## WORK TO BE COMPLETED
Transcribe every entry word for word, leaving out all images.

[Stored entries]
━━━━━━━━━━━━━━━━

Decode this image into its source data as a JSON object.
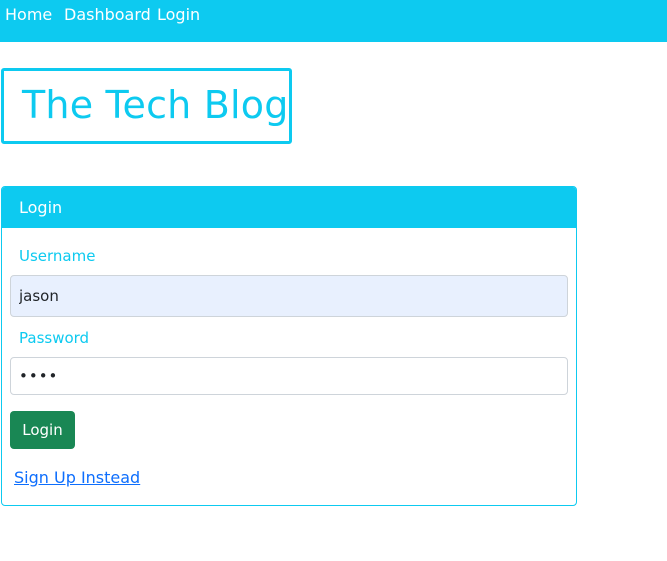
{
  "nav": {
    "items": [
      "Home",
      "Dashboard",
      "Login"
    ]
  },
  "site": {
    "title": "The Tech Blog"
  },
  "login_form": {
    "header": "Login",
    "username_label": "Username",
    "username_value": "jason",
    "password_label": "Password",
    "password_value": "pass",
    "submit_label": "Login",
    "signup_link": "Sign Up Instead"
  },
  "colors": {
    "accent": "#0dcaf0",
    "success": "#198754",
    "link": "#0d6efd",
    "autofill_bg": "#e8f0fe"
  }
}
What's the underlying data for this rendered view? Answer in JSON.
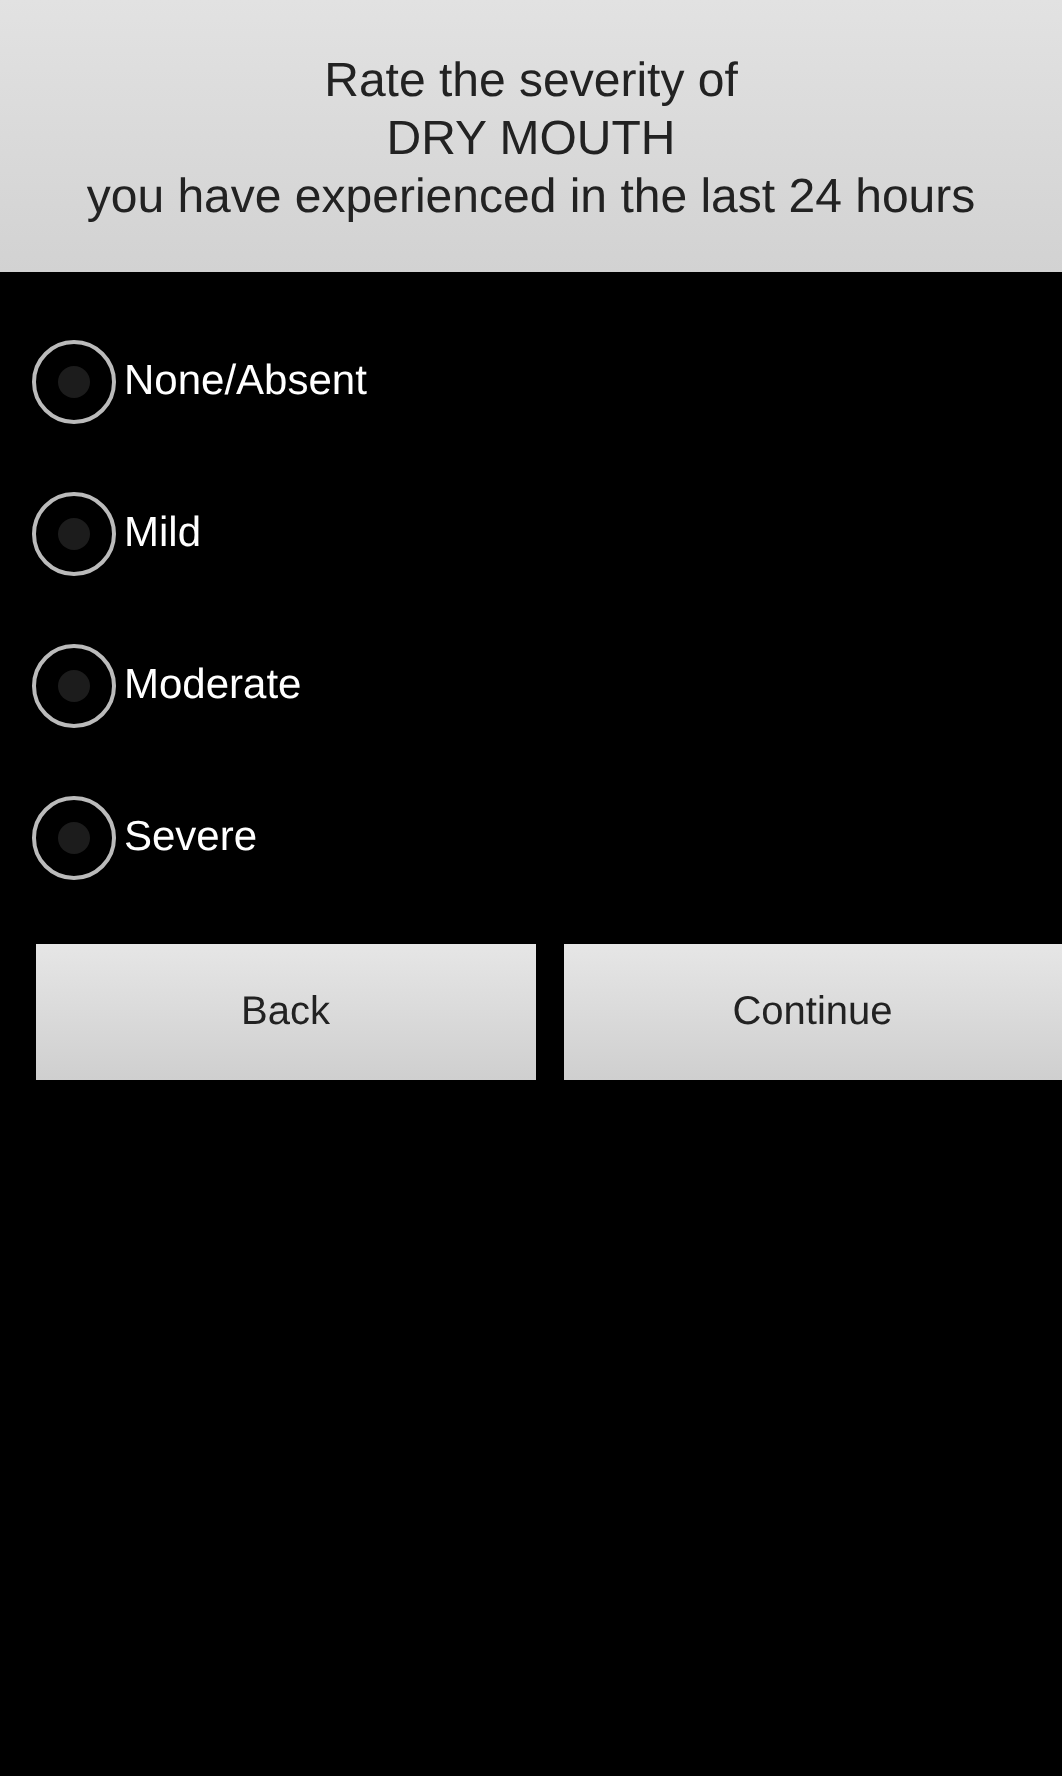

━━━━━━━━━━━━━━━━

## SOLUTION FOR THIS PROBLEM
Decode this image into its source data as a JSON object.
{
  "nav": {
    "items": [
      "Home",
      "Dashboard",
      "Login"
    ]
  },
  "site": {
    "title": "The Tech Blog"
  },
  "login_form": {
    "header": "Login",
    "username_label": "Username",
    "username_value": "jason",
    "password_label": "Password",
    "password_value": "pass",
    "submit_label": "Login",
    "signup_link": "Sign Up Instead"
  },
  "colors": {
    "accent": "#0dcaf0",
    "success": "#198754",
    "link": "#0d6efd",
    "autofill_bg": "#e8f0fe"
  }
}
What's the underlying data for this rendered view? Answer in JSON.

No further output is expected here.